*PROBLEM TO WORK ON*
Each entry must appear again exactly as it does in the source.

— begin DATA FOR PROCESSING —

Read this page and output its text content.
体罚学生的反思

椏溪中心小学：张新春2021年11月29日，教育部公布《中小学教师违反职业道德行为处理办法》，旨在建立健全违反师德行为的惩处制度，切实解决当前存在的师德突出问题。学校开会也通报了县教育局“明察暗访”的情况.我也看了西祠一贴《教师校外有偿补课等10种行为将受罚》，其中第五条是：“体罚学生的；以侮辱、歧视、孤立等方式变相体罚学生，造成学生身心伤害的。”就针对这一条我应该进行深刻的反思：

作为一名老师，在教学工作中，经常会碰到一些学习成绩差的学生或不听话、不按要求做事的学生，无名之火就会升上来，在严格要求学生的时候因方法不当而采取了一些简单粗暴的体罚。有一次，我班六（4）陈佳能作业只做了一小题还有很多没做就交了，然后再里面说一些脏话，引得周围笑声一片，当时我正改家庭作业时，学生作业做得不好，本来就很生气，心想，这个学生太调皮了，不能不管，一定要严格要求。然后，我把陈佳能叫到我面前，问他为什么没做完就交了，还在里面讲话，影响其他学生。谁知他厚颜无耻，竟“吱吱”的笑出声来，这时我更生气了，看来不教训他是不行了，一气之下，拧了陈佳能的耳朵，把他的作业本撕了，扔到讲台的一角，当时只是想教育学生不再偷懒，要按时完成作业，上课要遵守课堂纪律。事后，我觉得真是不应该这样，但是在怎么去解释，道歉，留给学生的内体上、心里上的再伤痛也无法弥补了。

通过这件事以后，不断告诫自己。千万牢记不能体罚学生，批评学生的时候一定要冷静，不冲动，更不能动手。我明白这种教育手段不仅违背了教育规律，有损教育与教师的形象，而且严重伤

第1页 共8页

— end DATA FOR PROCESSING —

*EXERCISE SOLUTION*
Read this page and output its text content.
体罚学生的反思

椏溪中心小学：张新春2021年11月29日，教育部公布《中小学教师违反职业道德行为处理办法》，旨在建立健全违反师德行为的惩处制度，切实解决当前存在的师德突出问题。学校开会也通报了县教育局“明察暗访”的情况.我也看了西祠一贴《教师校外有偿补课等10种行为将受罚》，其中第五条是：“体罚学生的；以侮辱、歧视、孤立等方式变相体罚学生，造成学生身心伤害的。”就针对这一条我应该进行深刻的反思：

作为一名老师，在教学工作中，经常会碰到一些学习成绩差的学生或不听话、不按要求做事的学生，无名之火就会升上来，在严格要求学生的时候因方法不当而采取了一些简单粗暴的体罚。有一次，我班六（4）陈佳能作业只做了一小题还有很多没做就交了，然后再里面说一些脏话，引得周围笑声一片，当时我正改家庭作业时，学生作业做得不好，本来就很生气，心想，这个学生太调皮了，不能不管，一定要严格要求。然后，我把陈佳能叫到我面前，问他为什么没做完就交了，还在里面讲话，影响其他学生。谁知他厚颜无耻，竟“吱吱”的笑出声来，这时我更生气了，看来不教训他是不行了，一气之下，拧了陈佳能的耳朵，把他的作业本撕了，扔到讲台的一角，当时只是想教育学生不再偷懒，要按时完成作业，上课要遵守课堂纪律。事后，我觉得真是不应该这样，但是在怎么去解释，道歉，留给学生的内体上、心里上的再伤痛也无法弥补了。

通过这件事以后，不断告诫自己。千万牢记不能体罚学生，批评学生的时候一定要冷静，不冲动，更不能动手。我明白这种教育手段不仅违背了教育规律，有损教育与教师的形象，而且严重伤

第1页 共8页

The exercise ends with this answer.